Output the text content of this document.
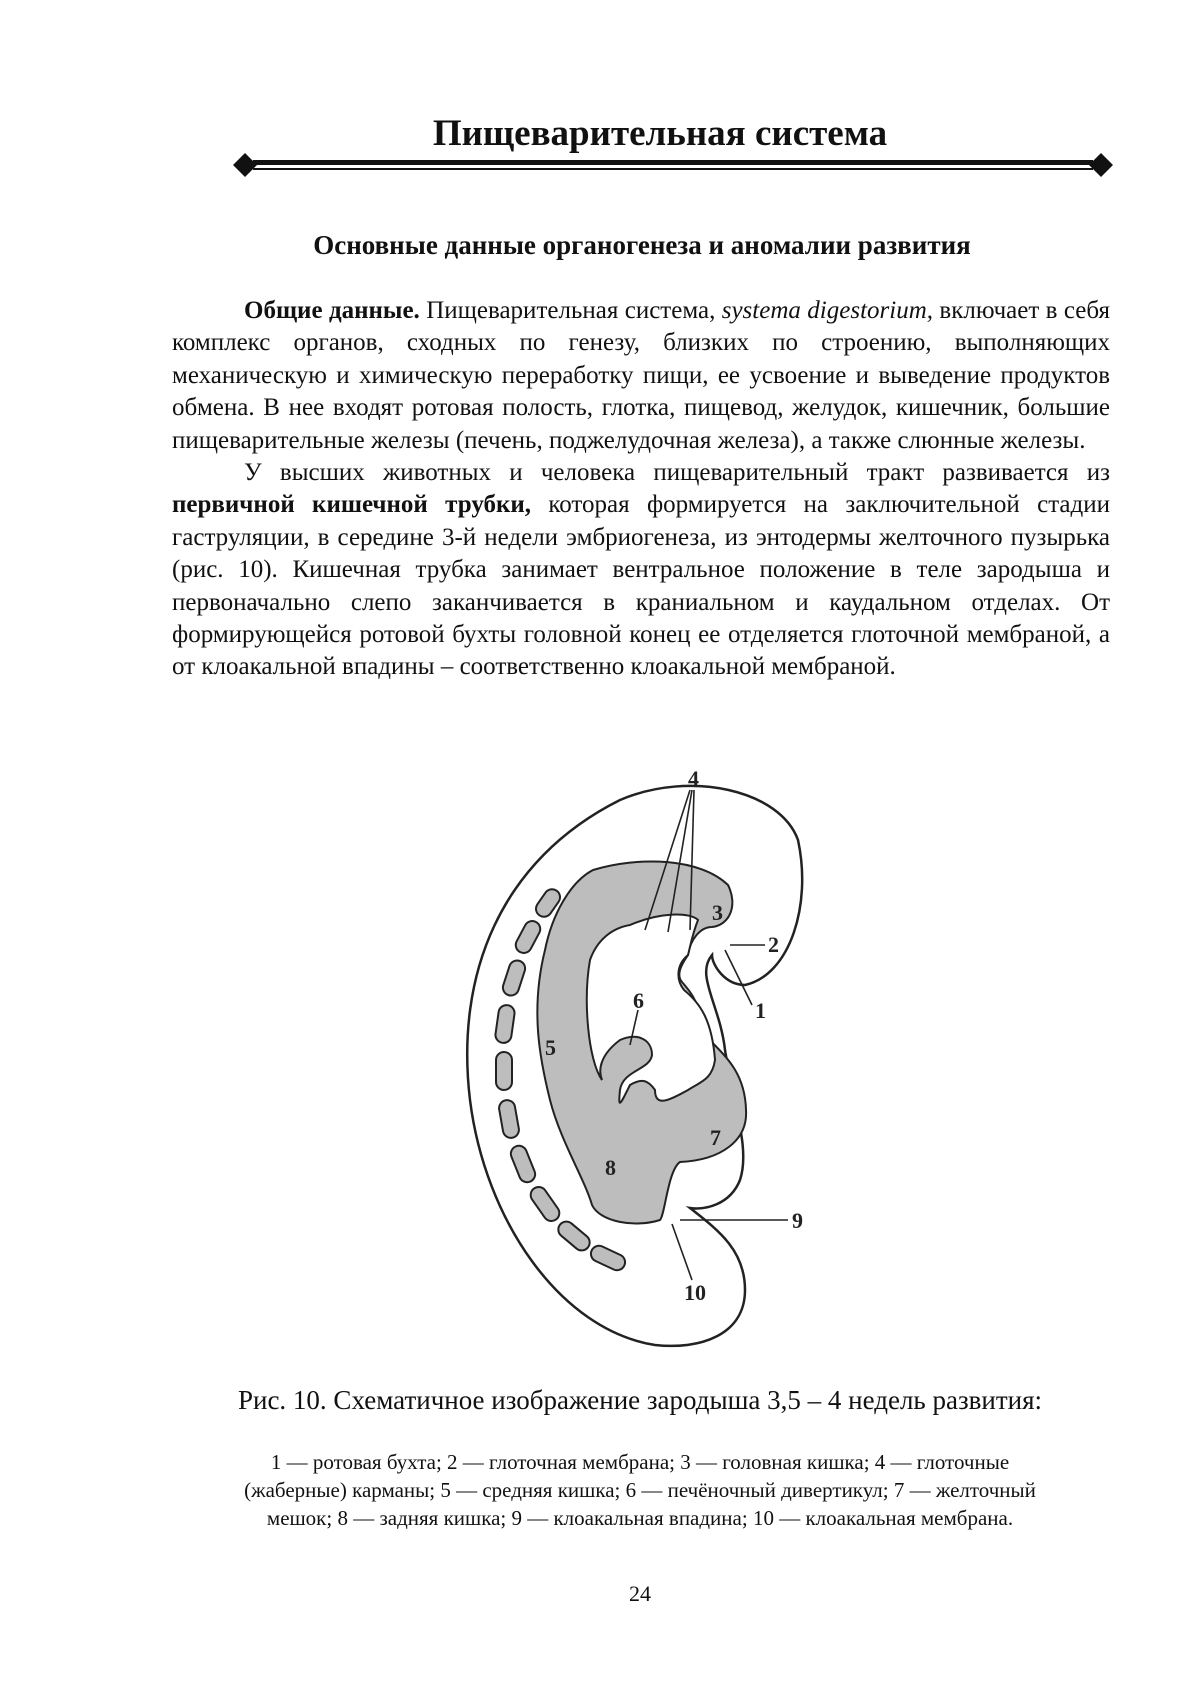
Пищеварительная система
Основные данные органогенеза и аномалии развития

Общие данные. Пищеварительная система, systema digestorium, включает в себя комплекс органов, сходных по генезу, близких по строению, выполняющих механическую и химическую переработку пищи, ее усвоение и выведение продуктов обмена. В нее входят ротовая полость, глотка, пищевод, желудок, кишечник, большие пищеварительные железы (печень, поджелудочная железа), а также слюнные железы.

У высших животных и человека пищеварительный тракт развивается из первичной кишечной трубки, которая формируется на заключительной стадии гаструляции, в середине 3-й недели эмбриогенеза, из энтодермы желточного пузырька (рис. 10). Кишечная трубка занимает вентральное положение в теле зародыша и первоначально слепо заканчивается в краниальном и каудальном отделах. От формирующейся ротовой бухты головной конец ее отделяется глоточной мембраной, а от клоакальной впадины – соответственно клоакальной мембраной.

1
2
3
4
5
6
7
8
9
10

Рис. 10. Схематичное изображение зародыша 3,5 – 4 недель развития:

1 — ротовая бухта; 2 — глоточная мембрана; 3 — головная кишка; 4 — глоточные (жаберные) карманы; 5 — средняя кишка; 6 — печёночный дивертикул; 7 — желточный мешок; 8 — задняя кишка; 9 — клоакальная впадина; 10 — клоакальная мембрана.

24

........

## TASK INSTRUCTIONS
Output every entry exactly as given; pictures are not part of the copy.

## COMPLETE ANSWER
Output the text content of this document.
Пищеварительная система
Основные данные органогенеза и аномалии развития

Общие данные. Пищеварительная система, systema digestorium, включает в себя комплекс органов, сходных по генезу, близких по строению, выполняющих механическую и химическую переработку пищи, ее усвоение и выведение продуктов обмена. В нее входят ротовая полость, глотка, пищевод, желудок, кишечник, большие пищеварительные железы (печень, поджелудочная железа), а также слюнные железы.

У высших животных и человека пищеварительный тракт развивается из первичной кишечной трубки, которая формируется на заключительной стадии гаструляции, в середине 3-й недели эмбриогенеза, из энтодермы желточного пузырька (рис. 10). Кишечная трубка занимает вентральное положение в теле зародыша и первоначально слепо заканчивается в краниальном и каудальном отделах. От формирующейся ротовой бухты головной конец ее отделяется глоточной мембраной, а от клоакальной впадины – соответственно клоакальной мембраной.

1
2
3
4
5
6
7
8
9
10

Рис. 10. Схематичное изображение зародыша 3,5 – 4 недель развития:

1 — ротовая бухта; 2 — глоточная мембрана; 3 — головная кишка; 4 — глоточные (жаберные) карманы; 5 — средняя кишка; 6 — печёночный дивертикул; 7 — желточный мешок; 8 — задняя кишка; 9 — клоакальная впадина; 10 — клоакальная мембрана.

24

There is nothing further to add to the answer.